### SUPPLIED MATERIAL

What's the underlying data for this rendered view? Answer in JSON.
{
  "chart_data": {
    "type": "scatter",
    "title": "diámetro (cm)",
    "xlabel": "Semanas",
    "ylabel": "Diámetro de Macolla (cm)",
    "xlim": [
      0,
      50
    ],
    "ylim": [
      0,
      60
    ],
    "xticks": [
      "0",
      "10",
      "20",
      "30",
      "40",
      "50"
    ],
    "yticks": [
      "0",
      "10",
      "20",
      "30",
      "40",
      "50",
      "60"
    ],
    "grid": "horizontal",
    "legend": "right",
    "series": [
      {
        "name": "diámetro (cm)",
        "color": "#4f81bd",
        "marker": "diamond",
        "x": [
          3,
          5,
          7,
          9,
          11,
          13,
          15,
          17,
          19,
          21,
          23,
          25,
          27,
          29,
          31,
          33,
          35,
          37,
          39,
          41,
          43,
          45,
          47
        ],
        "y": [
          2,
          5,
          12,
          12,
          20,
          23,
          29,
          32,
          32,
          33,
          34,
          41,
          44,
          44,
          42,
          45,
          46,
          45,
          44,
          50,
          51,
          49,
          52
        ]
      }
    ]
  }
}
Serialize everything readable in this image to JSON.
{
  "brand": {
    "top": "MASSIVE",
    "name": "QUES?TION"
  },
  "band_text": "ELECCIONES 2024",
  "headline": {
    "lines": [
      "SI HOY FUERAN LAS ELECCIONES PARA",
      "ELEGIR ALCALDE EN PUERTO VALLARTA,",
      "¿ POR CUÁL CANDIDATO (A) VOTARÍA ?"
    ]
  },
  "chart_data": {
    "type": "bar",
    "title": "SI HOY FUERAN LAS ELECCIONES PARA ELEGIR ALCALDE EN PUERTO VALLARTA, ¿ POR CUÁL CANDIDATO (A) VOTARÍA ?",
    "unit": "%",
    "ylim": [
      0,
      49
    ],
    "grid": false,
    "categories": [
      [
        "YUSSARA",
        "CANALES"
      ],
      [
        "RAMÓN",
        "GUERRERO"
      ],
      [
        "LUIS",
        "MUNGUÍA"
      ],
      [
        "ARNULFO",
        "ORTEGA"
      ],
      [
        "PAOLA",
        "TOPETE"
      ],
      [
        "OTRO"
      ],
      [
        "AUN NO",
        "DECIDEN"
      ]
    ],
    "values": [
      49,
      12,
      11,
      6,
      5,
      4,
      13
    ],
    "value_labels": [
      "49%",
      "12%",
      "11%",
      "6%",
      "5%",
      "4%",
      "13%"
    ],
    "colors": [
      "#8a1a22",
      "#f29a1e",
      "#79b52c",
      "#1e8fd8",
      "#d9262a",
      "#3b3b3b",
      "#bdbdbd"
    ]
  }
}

######

_GIVEN PROBLEM_:
Using the material above, gather every line that includes "ALCALDE".

_RESULT OF THIS EXERCISE_:
      "ELEGIR ALCALDE EN PUERTO VALLARTA,",
    "title": "SI HOY FUERAN LAS ELECCIONES PARA ELEGIR ALCALDE EN PUERTO VALLARTA, ¿ POR CUÁL CANDIDATO (A) VOTARÍA ?",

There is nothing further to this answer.